> [What you will do]: Pull each line holding the word "value" from the data.

> [Task input]:

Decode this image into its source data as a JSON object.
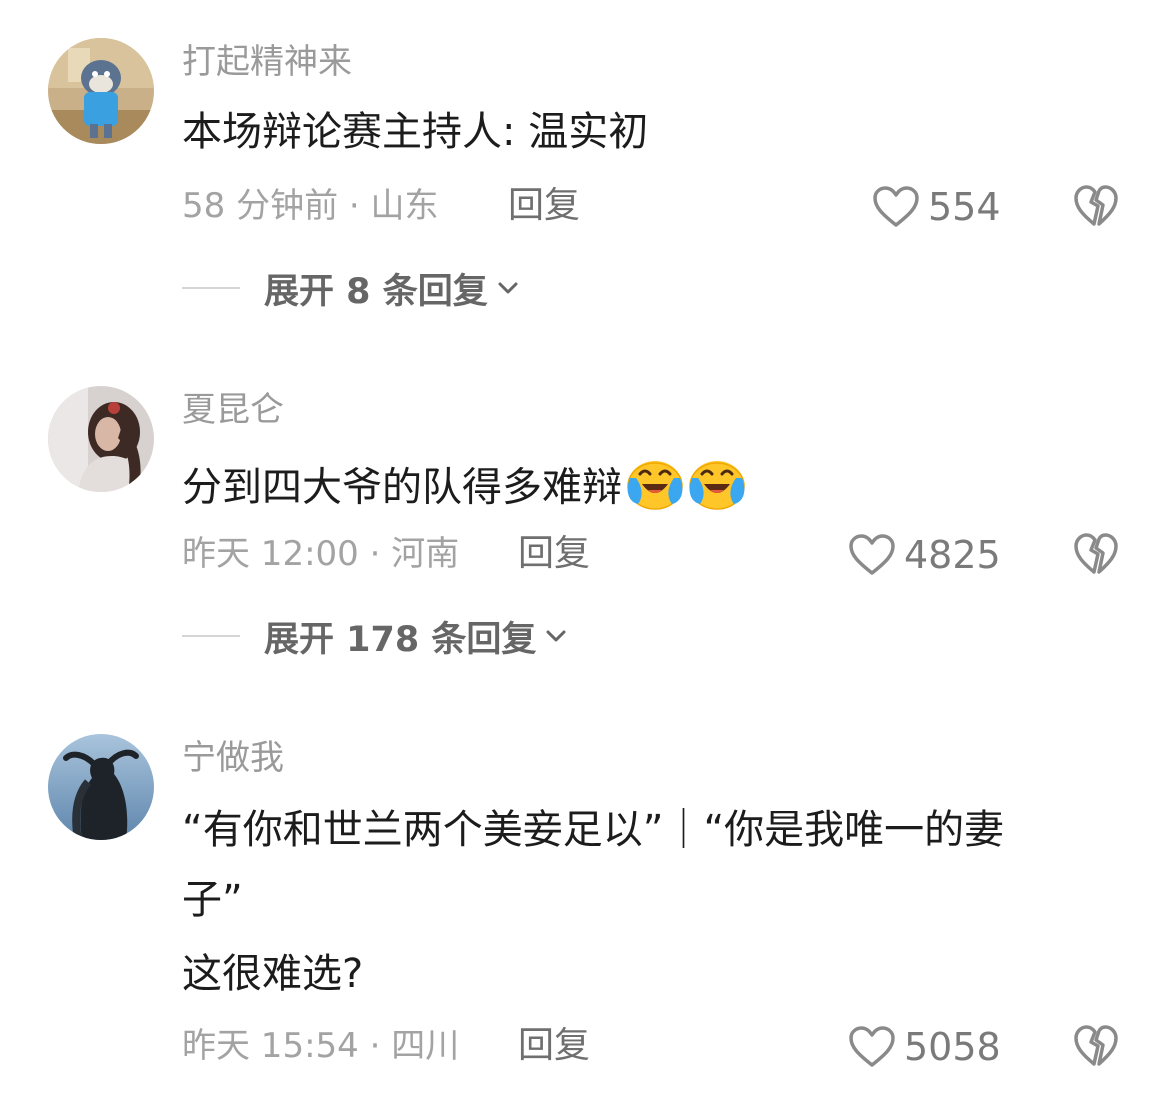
{
  "comments": [
    {
      "username": "打起精神来",
      "lines": [
        "本场辩论赛主持人: 温实初"
      ],
      "meta": "58 分钟前 · 山东",
      "reply_label": "回复",
      "likes": "554",
      "expand_label": "展开 8 条回复",
      "avatar_icon": "cartoon-cat-avatar"
    },
    {
      "username": "夏昆仑",
      "lines": [
        "分到四大爷的队得多难辩"
      ],
      "emojis": [
        "crying-laughing-emoji",
        "crying-laughing-emoji"
      ],
      "meta": "昨天 12:00 · 河南",
      "reply_label": "回复",
      "likes": "4825",
      "expand_label": "展开 178 条回复",
      "avatar_icon": "woman-photo-avatar"
    },
    {
      "username": "宁做我",
      "lines": [
        "“有你和世兰两个美妾足以”｜“你是我唯一的妻",
        "子”",
        "这很难选?"
      ],
      "meta": "昨天 15:54 · 四川",
      "reply_label": "回复",
      "likes": "5058",
      "avatar_icon": "silhouette-photo-avatar"
    }
  ],
  "colors": {
    "username": "#9a9a9a",
    "body_text": "#1c1c1c",
    "meta": "#a3a3a3",
    "icon": "#8a8a8a"
  }
}
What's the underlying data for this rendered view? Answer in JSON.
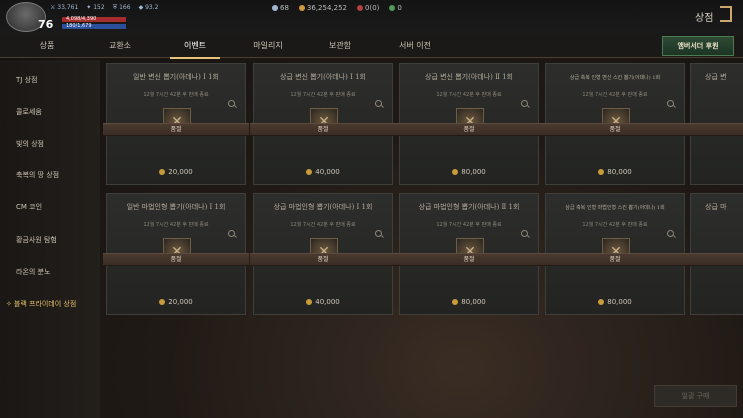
{
  "player": {
    "level": "76",
    "stat_a": "33,761",
    "stat_b": "152",
    "stat_c": "166",
    "stat_d": "93.2",
    "hp_text": "4,098/4,390",
    "mp_text": "180/1,679"
  },
  "currencies": [
    {
      "value": "68",
      "icon": "diamond-icon",
      "color": "#9fb7d6"
    },
    {
      "value": "36,254,252",
      "icon": "gold-coin-icon",
      "color": "#c99b3a"
    },
    {
      "value": "0(0)",
      "icon": "red-gem-icon",
      "color": "#b44040"
    },
    {
      "value": "0",
      "icon": "green-gem-icon",
      "color": "#4f9a5a"
    }
  ],
  "header": {
    "shop_title": "상점",
    "shop_icon": "shop-icon"
  },
  "tabs": [
    {
      "label": "상품"
    },
    {
      "label": "교환소"
    },
    {
      "label": "이벤트",
      "active": true
    },
    {
      "label": "마일리지"
    },
    {
      "label": "보관함"
    },
    {
      "label": "서버 이전"
    }
  ],
  "sponsor_button": "앰버서더 후원",
  "sidebar": [
    {
      "label": "TJ 상점"
    },
    {
      "label": "콜로세움"
    },
    {
      "label": "빛의 상점"
    },
    {
      "label": "축복의 땅 상점"
    },
    {
      "label": "CM 코인"
    },
    {
      "label": "황금사원 탐험"
    },
    {
      "label": "라온의 분노"
    },
    {
      "label": "블랙 프라이데이 상점",
      "active": true
    }
  ],
  "cards": [
    {
      "title": "일반 변신 뽑기(아데나) Ⅰ 1회",
      "sub": "12월 7시간 42분 후 판매 종료",
      "sub2": "",
      "banner": "품절",
      "price": "20,000"
    },
    {
      "title": "상급 변신 뽑기(아데나) Ⅰ 1회",
      "sub": "12월 7시간 42분 후 판매 종료",
      "sub2": "",
      "banner": "품절",
      "price": "40,000"
    },
    {
      "title": "상급 변신 뽑기(아데나) Ⅱ 1회",
      "sub": "12월 7시간 42분 후 판매 종료",
      "sub2": "",
      "banner": "품절",
      "price": "80,000"
    },
    {
      "title": "상급 축복 인형 변신 스킨 뽑기(아데나) 1회",
      "sub": "12월 7시간 42분 후 판매 종료",
      "sub2": "",
      "banner": "품절",
      "price": "80,000",
      "small": true
    },
    {
      "title": "상급 변",
      "sub": "",
      "sub2": "",
      "banner": "",
      "price": ""
    },
    {
      "title": "일반 마법인형 뽑기(아데나) Ⅰ 1회",
      "sub": "12월 7시간 42분 후 판매 종료",
      "sub2": "",
      "banner": "품절",
      "price": "20,000"
    },
    {
      "title": "상급 마법인형 뽑기(아데나) Ⅰ 1회",
      "sub": "12월 7시간 42분 후 판매 종료",
      "sub2": "",
      "banner": "품절",
      "price": "40,000"
    },
    {
      "title": "상급 마법인형 뽑기(아데나) Ⅱ 1회",
      "sub": "12월 7시간 42분 후 판매 종료",
      "sub2": "",
      "banner": "품절",
      "price": "80,000"
    },
    {
      "title": "상급 축복 인형 마법인형 스킨 뽑기(아데나) 1회",
      "sub": "12월 7시간 42분 후 판매 종료",
      "sub2": "",
      "banner": "품절",
      "price": "80,000",
      "small": true
    },
    {
      "title": "상급 마",
      "sub": "",
      "sub2": "",
      "banner": "",
      "price": ""
    }
  ],
  "buy_button": "일괄 구매"
}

> [Written solution]:
      "value": "68",
      "value": "36,254,252",
      "value": "0(0)",
      "value": "0",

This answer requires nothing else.